* Exercise requirements
Exactly reproduce the lines from the line bearing "Transcribe the text in this document." through the end of the listing, inclusive of both; pictures are to be omitted.
+--
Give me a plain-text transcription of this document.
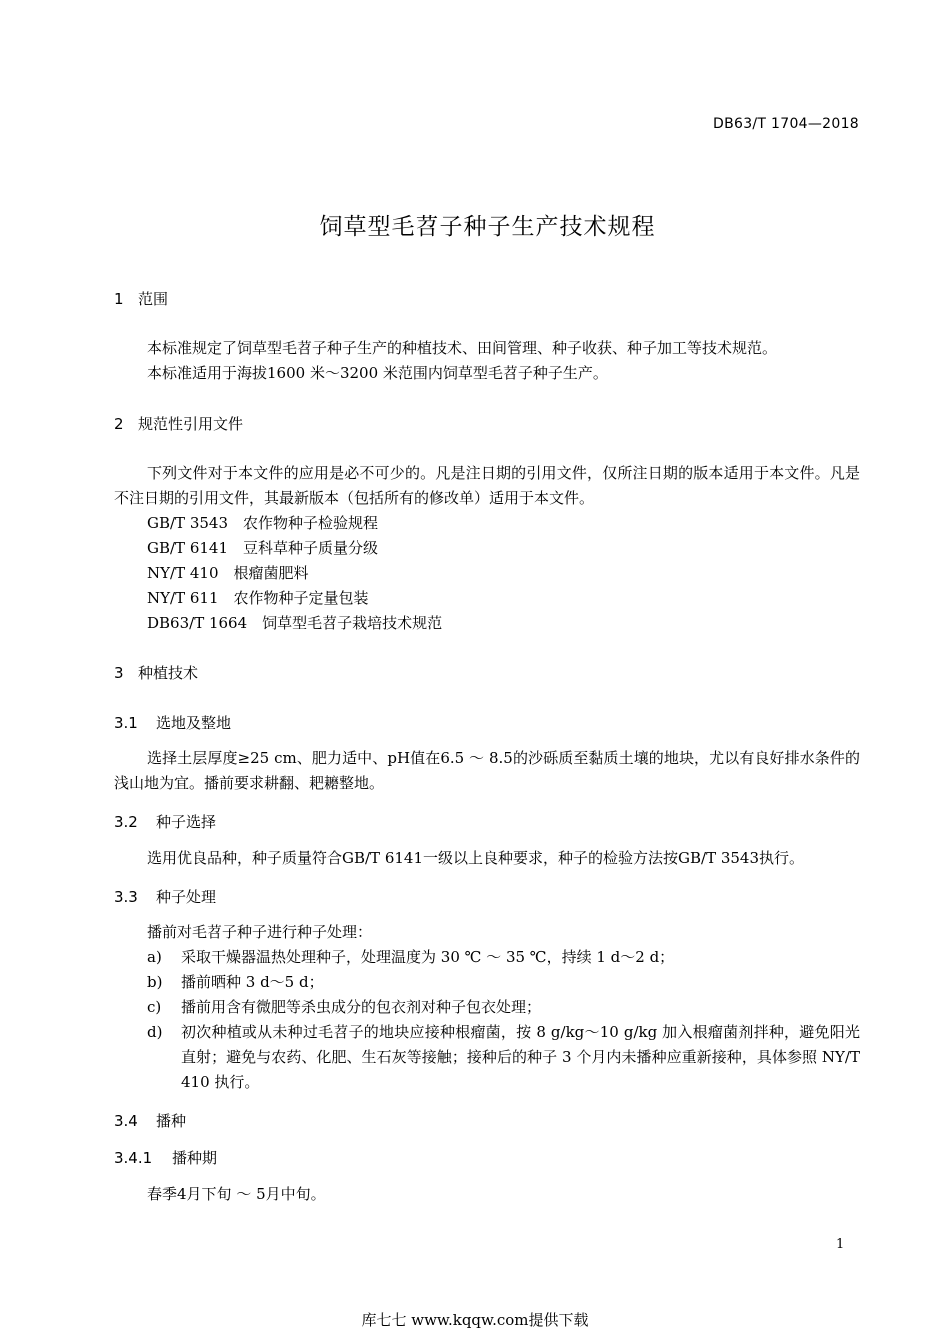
DB63/T 1704—2018
饲草型毛苕子种子生产技术规程
1 范围
本标准规定了饲草型毛苕子种子生产的种植技术、田间管理、种子收获、种子加工等技术规范。
本标准适用于海拔1600 米～3200 米范围内饲草型毛苕子种子生产。
2 规范性引用文件
下列文件对于本文件的应用是必不可少的。凡是注日期的引用文件，仅所注日期的版本适用于本文件。凡是不注日期的引用文件，其最新版本（包括所有的修改单）适用于本文件。
GB/T 3543　农作物种子检验规程
GB/T 6141　豆科草种子质量分级
NY/T 410　根瘤菌肥料
NY/T 611　农作物种子定量包装
DB63/T 1664　饲草型毛苕子栽培技术规范
3 种植技术
3.1 选地及整地
选择土层厚度≥25 cm、肥力适中、pH值在6.5 ～ 8.5的沙砾质至黏质土壤的地块，尤以有良好排水条件的浅山地为宜。播前要求耕翻、耙耱整地。
3.2 种子选择
选用优良品种，种子质量符合GB/T 6141一级以上良种要求，种子的检验方法按GB/T 3543执行。
3.3 种子处理
播前对毛苕子种子进行种子处理：
a) 采取干燥器温热处理种子，处理温度为 30 ℃ ～ 35 ℃，持续 1 d～2 d；
b) 播前晒种 3 d～5 d；
c) 播前用含有微肥等杀虫成分的包衣剂对种子包衣处理；
d) 初次种植或从未种过毛苕子的地块应接种根瘤菌，按 8 g/kg～10 g/kg 加入根瘤菌剂拌种，避免阳光直射；避免与农药、化肥、生石灰等接触；接种后的种子 3 个月内未播种应重新接种，具体参照 NY/T 410 执行。
3.4 播种
3.4.1 播种期
春季4月下旬 ～ 5月中旬。
1
库七七 www.kqqw.com提供下载
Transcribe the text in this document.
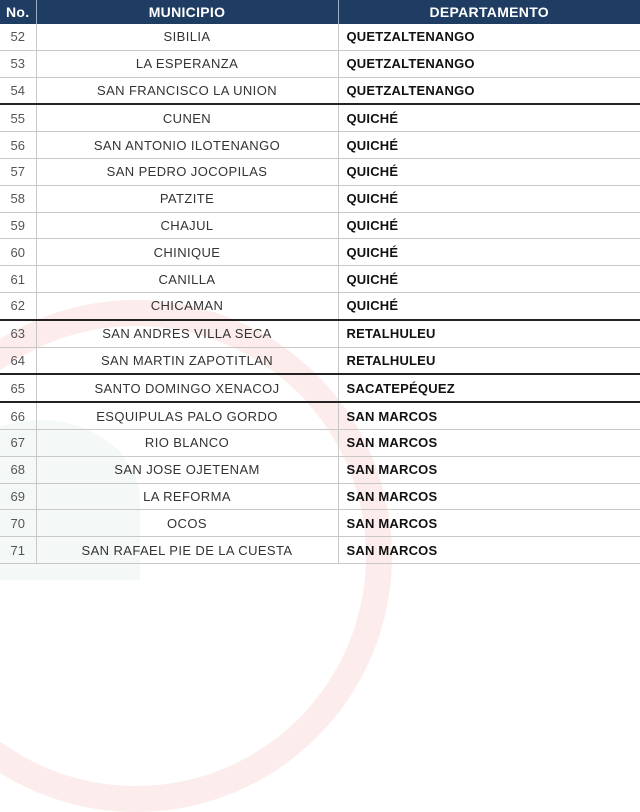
No.	MUNICIPIO	DEPARTAMENTO
52	SIBILIA	QUETZALTENANGO
53	LA ESPERANZA	QUETZALTENANGO
54	SAN FRANCISCO LA UNION	QUETZALTENANGO
55	CUNEN	QUICHÉ
56	SAN ANTONIO ILOTENANGO	QUICHÉ
57	SAN PEDRO JOCOPILAS	QUICHÉ
58	PATZITE	QUICHÉ
59	CHAJUL	QUICHÉ
60	CHINIQUE	QUICHÉ
61	CANILLA	QUICHÉ
62	CHICAMAN	QUICHÉ
63	SAN ANDRES VILLA SECA	RETALHULEU
64	SAN MARTIN ZAPOTITLAN	RETALHULEU
65	SANTO DOMINGO XENACOJ	SACATEPÉQUEZ
66	ESQUIPULAS PALO GORDO	SAN MARCOS
67	RIO BLANCO	SAN MARCOS
68	SAN JOSE OJETENAM	SAN MARCOS
69	LA REFORMA	SAN MARCOS
70	OCOS	SAN MARCOS
71	SAN RAFAEL PIE DE LA CUESTA	SAN MARCOS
+--
* Expected answer
Transcribe the text in this document.
No.	MUNICIPIO	DEPARTAMENTO
52	SIBILIA	QUETZALTENANGO
53	LA ESPERANZA	QUETZALTENANGO
54	SAN FRANCISCO LA UNION	QUETZALTENANGO
55	CUNEN	QUICHÉ
56	SAN ANTONIO ILOTENANGO	QUICHÉ
57	SAN PEDRO JOCOPILAS	QUICHÉ
58	PATZITE	QUICHÉ
59	CHAJUL	QUICHÉ
60	CHINIQUE	QUICHÉ
61	CANILLA	QUICHÉ
62	CHICAMAN	QUICHÉ
63	SAN ANDRES VILLA SECA	RETALHULEU
64	SAN MARTIN ZAPOTITLAN	RETALHULEU
65	SANTO DOMINGO XENACOJ	SACATEPÉQUEZ
66	ESQUIPULAS PALO GORDO	SAN MARCOS
67	RIO BLANCO	SAN MARCOS
68	SAN JOSE OJETENAM	SAN MARCOS
69	LA REFORMA	SAN MARCOS
70	OCOS	SAN MARCOS
71	SAN RAFAEL PIE DE LA CUESTA	SAN MARCOS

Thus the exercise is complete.